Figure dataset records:

* begin *

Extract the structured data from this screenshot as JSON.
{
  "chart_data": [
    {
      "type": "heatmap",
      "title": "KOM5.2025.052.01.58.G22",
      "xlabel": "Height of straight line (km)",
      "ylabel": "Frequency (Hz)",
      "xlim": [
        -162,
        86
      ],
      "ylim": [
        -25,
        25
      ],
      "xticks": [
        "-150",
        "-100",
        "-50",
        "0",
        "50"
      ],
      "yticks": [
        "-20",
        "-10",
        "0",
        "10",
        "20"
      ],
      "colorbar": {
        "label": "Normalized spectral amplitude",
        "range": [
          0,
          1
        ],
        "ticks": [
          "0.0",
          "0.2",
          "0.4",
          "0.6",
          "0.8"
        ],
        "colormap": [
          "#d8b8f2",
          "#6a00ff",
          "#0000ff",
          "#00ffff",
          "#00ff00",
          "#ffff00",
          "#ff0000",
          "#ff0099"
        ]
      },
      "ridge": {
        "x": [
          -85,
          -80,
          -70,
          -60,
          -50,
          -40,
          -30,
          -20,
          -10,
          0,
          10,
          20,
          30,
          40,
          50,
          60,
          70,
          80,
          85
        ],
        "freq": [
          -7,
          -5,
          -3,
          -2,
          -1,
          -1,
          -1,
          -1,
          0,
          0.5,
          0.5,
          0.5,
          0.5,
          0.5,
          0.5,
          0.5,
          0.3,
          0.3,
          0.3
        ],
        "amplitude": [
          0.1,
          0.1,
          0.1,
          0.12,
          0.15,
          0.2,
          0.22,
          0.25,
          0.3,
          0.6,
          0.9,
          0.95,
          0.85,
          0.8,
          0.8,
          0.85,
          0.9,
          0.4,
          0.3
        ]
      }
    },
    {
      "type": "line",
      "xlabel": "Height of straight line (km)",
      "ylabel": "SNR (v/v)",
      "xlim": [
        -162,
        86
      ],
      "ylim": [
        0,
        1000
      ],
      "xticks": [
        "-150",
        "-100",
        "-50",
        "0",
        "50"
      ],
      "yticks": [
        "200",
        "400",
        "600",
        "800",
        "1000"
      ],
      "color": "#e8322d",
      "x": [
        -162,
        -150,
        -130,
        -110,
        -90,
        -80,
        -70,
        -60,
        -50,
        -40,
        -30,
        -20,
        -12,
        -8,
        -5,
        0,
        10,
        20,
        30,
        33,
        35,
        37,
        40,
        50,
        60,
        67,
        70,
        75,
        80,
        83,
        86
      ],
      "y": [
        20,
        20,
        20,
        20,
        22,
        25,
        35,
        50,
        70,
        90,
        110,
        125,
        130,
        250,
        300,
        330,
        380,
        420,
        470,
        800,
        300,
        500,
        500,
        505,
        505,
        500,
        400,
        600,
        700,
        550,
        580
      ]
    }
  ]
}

* end *

Problem description:
Pick out each line in the material containing "amplitude".

Reply to the task:
        "label": "Normalized spectral amplitude",
        "amplitude": [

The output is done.